● **EXERCISE INSTRUCTIONS**
Retype the listing below word for word, beginning at the line that has "List every element" and stopping after the line that has "sticky-notes-button[interactable] bbox=[608, 693, 632, 717]".

● **ENTRIES SHOWN**
┄┄┄┄┄┄

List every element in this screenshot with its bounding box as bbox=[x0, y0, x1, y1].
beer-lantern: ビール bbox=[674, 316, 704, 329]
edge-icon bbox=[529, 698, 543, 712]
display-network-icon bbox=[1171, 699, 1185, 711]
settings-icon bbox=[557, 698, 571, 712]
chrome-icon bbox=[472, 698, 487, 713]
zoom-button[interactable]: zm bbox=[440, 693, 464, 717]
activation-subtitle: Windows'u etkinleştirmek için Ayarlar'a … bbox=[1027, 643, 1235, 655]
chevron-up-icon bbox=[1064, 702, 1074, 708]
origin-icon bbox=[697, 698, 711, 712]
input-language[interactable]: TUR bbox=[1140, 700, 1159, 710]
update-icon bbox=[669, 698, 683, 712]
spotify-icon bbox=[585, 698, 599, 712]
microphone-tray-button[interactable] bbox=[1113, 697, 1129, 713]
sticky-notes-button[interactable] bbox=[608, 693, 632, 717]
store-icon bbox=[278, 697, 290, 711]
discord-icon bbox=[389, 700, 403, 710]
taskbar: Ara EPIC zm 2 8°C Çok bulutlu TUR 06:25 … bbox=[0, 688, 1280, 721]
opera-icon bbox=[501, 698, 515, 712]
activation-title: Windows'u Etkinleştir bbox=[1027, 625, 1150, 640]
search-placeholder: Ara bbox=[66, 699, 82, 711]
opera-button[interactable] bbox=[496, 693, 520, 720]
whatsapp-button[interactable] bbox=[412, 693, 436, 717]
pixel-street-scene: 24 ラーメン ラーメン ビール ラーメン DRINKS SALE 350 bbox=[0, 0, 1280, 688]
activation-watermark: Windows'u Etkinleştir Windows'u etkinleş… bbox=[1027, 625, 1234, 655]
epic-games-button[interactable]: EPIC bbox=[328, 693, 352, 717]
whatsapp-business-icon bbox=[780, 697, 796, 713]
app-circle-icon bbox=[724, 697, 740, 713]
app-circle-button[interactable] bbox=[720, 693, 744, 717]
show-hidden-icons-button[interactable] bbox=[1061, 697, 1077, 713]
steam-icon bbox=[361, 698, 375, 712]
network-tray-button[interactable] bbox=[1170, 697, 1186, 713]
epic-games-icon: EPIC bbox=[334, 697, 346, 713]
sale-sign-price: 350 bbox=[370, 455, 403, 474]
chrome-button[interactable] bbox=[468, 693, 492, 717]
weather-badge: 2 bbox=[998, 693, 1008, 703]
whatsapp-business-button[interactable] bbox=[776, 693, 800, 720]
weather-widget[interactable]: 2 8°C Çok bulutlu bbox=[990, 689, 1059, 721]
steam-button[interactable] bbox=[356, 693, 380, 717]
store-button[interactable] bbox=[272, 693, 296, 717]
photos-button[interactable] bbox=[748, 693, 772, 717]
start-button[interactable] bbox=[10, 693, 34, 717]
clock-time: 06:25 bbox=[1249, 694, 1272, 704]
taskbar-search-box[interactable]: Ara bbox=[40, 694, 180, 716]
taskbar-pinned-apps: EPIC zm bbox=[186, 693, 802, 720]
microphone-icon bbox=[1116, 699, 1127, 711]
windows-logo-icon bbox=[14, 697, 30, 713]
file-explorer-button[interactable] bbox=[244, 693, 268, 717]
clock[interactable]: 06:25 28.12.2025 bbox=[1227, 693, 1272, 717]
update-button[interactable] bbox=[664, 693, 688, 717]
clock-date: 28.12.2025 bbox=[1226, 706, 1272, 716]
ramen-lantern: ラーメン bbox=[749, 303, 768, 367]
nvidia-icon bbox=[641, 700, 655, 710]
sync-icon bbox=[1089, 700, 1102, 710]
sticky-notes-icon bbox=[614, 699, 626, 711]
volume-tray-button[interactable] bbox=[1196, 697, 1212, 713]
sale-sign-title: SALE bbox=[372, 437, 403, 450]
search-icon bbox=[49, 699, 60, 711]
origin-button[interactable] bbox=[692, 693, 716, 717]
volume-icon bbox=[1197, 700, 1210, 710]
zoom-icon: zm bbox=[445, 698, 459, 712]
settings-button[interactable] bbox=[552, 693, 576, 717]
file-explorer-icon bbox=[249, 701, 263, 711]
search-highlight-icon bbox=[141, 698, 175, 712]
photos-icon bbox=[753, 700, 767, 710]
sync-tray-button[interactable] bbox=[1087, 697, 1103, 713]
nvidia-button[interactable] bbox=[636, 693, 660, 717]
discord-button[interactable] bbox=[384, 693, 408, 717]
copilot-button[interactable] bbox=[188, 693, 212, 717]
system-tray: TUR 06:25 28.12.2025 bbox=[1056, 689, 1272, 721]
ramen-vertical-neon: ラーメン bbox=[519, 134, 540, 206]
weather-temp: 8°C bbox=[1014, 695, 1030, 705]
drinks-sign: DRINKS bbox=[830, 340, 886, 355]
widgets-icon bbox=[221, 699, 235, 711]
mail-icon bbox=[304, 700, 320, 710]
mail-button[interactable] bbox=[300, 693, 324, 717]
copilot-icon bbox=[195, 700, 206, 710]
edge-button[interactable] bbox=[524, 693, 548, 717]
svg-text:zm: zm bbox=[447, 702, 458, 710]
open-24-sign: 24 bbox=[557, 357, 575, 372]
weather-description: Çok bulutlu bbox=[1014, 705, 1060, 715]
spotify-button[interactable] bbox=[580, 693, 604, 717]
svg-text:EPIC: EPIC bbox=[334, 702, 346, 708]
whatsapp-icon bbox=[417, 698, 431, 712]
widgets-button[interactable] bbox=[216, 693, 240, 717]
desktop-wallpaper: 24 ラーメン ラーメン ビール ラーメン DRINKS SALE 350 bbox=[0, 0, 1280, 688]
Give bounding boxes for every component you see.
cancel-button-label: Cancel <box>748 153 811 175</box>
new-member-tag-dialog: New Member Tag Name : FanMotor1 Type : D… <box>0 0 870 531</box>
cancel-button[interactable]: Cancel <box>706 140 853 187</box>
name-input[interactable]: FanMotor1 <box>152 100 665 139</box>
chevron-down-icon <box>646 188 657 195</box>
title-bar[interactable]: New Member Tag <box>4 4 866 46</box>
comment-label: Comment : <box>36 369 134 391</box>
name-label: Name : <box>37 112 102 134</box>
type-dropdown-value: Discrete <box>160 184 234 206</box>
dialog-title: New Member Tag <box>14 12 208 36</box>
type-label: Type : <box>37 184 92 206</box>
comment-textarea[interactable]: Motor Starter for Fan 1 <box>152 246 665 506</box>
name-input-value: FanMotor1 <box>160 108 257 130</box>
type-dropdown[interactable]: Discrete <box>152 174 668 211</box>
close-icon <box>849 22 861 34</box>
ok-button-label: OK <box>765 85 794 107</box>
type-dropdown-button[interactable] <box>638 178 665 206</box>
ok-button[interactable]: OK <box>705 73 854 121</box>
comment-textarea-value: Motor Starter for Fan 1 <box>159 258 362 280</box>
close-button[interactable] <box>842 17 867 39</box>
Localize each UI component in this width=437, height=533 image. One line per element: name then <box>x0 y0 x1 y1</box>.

┄┄┄┄┄┄

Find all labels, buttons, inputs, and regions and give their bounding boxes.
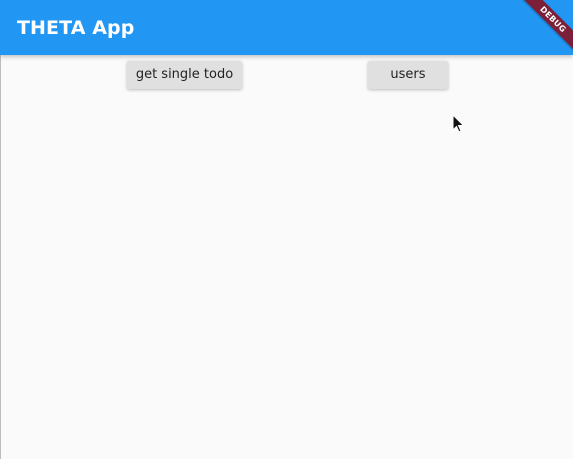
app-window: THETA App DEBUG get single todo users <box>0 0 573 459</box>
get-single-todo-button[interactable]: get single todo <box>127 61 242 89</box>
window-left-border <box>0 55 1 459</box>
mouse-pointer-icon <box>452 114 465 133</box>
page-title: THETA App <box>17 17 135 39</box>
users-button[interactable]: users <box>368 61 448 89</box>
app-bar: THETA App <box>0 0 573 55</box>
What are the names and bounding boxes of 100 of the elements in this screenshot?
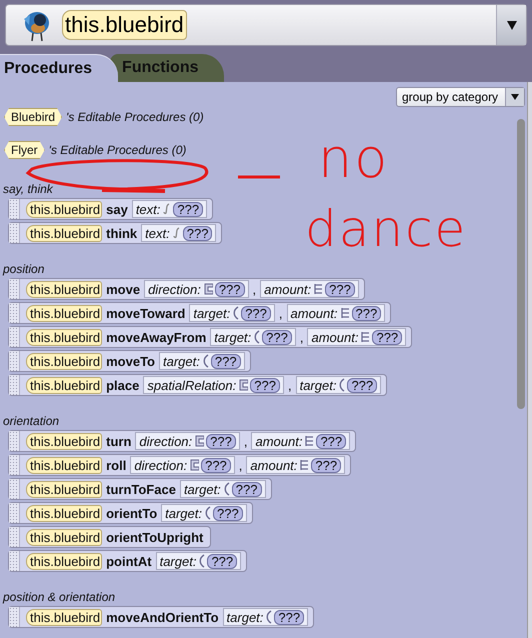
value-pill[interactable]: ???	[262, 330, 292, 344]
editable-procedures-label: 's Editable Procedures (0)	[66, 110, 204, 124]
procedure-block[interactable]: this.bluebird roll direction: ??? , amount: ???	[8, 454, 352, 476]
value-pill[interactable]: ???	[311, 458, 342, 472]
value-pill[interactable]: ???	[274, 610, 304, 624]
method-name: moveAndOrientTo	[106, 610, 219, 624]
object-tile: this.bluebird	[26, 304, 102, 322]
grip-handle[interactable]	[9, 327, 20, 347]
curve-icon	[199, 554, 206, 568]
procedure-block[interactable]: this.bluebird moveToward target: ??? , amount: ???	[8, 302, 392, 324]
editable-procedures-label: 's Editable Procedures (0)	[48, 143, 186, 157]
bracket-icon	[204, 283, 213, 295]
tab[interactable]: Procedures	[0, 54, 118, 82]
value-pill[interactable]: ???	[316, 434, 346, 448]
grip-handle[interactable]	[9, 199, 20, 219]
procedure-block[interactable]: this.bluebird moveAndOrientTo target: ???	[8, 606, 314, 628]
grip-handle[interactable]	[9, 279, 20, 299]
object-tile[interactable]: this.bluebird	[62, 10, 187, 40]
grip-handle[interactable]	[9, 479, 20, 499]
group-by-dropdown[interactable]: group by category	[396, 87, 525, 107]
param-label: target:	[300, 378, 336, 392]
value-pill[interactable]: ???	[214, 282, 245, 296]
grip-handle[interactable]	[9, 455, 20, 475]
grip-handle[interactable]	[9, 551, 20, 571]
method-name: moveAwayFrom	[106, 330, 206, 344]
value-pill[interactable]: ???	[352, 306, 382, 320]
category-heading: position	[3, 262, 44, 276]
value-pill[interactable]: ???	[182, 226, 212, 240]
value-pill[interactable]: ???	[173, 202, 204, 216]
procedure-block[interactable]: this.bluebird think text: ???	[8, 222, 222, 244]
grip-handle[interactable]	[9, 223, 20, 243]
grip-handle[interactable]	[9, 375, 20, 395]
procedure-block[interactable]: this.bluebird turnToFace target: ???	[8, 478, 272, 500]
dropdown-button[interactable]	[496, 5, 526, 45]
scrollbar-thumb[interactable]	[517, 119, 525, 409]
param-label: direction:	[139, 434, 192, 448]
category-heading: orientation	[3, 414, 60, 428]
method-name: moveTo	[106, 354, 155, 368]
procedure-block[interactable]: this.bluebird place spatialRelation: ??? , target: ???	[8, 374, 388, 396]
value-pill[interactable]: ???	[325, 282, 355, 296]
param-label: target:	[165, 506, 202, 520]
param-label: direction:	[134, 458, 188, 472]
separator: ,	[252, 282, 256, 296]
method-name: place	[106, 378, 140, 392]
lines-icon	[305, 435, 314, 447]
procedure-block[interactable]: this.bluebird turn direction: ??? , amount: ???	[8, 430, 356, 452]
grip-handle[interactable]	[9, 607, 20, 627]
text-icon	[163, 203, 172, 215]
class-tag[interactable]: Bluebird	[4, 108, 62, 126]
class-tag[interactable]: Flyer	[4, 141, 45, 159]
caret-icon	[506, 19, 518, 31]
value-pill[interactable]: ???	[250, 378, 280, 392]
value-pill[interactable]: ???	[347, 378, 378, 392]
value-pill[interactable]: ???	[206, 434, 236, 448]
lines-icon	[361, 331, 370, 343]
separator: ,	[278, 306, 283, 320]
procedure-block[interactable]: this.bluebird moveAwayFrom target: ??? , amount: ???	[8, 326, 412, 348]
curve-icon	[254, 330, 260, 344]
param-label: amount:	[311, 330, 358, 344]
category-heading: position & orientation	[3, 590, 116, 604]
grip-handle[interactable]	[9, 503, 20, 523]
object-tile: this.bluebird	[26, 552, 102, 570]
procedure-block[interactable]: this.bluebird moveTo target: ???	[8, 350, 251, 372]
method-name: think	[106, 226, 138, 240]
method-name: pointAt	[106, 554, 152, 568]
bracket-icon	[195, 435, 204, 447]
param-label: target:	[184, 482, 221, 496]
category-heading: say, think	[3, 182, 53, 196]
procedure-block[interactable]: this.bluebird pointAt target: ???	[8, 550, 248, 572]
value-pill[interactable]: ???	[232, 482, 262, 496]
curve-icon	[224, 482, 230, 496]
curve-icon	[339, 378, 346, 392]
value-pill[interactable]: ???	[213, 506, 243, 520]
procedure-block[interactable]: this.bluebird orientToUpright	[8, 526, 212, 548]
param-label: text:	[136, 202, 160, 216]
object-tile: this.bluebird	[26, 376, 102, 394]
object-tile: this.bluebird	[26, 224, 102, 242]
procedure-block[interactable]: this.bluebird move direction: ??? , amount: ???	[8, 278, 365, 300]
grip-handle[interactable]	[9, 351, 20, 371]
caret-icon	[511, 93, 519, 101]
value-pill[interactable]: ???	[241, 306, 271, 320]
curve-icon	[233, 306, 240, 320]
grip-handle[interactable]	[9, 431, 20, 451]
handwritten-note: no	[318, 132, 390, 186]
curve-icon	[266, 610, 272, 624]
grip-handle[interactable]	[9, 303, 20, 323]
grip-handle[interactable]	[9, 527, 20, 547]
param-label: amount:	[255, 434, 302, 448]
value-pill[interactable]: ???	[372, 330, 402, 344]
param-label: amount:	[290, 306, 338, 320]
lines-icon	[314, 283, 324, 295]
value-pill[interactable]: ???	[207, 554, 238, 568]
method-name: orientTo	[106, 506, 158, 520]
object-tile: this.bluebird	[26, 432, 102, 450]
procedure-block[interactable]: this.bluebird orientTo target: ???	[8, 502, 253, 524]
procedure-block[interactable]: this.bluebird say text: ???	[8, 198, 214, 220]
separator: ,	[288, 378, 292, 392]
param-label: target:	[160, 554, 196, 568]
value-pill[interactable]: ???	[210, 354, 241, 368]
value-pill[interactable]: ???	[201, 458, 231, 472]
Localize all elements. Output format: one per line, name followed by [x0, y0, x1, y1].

┄┄┄┄┄┄

● **EXPECTED OUTPUT**
List every element in this screenshot with its bounding box as bbox=[x0, y0, x1, y1].
beer-lantern: ビール bbox=[674, 316, 704, 329]
edge-icon bbox=[529, 698, 543, 712]
display-network-icon bbox=[1171, 699, 1185, 711]
settings-icon bbox=[557, 698, 571, 712]
chrome-icon bbox=[472, 698, 487, 713]
zoom-button[interactable]: zm bbox=[440, 693, 464, 717]
activation-subtitle: Windows'u etkinleştirmek için Ayarlar'a … bbox=[1027, 643, 1235, 655]
chevron-up-icon bbox=[1064, 702, 1074, 708]
origin-icon bbox=[697, 698, 711, 712]
input-language[interactable]: TUR bbox=[1140, 700, 1159, 710]
update-icon bbox=[669, 698, 683, 712]
spotify-icon bbox=[585, 698, 599, 712]
microphone-tray-button[interactable] bbox=[1113, 697, 1129, 713]
sticky-notes-button[interactable] bbox=[608, 693, 632, 717]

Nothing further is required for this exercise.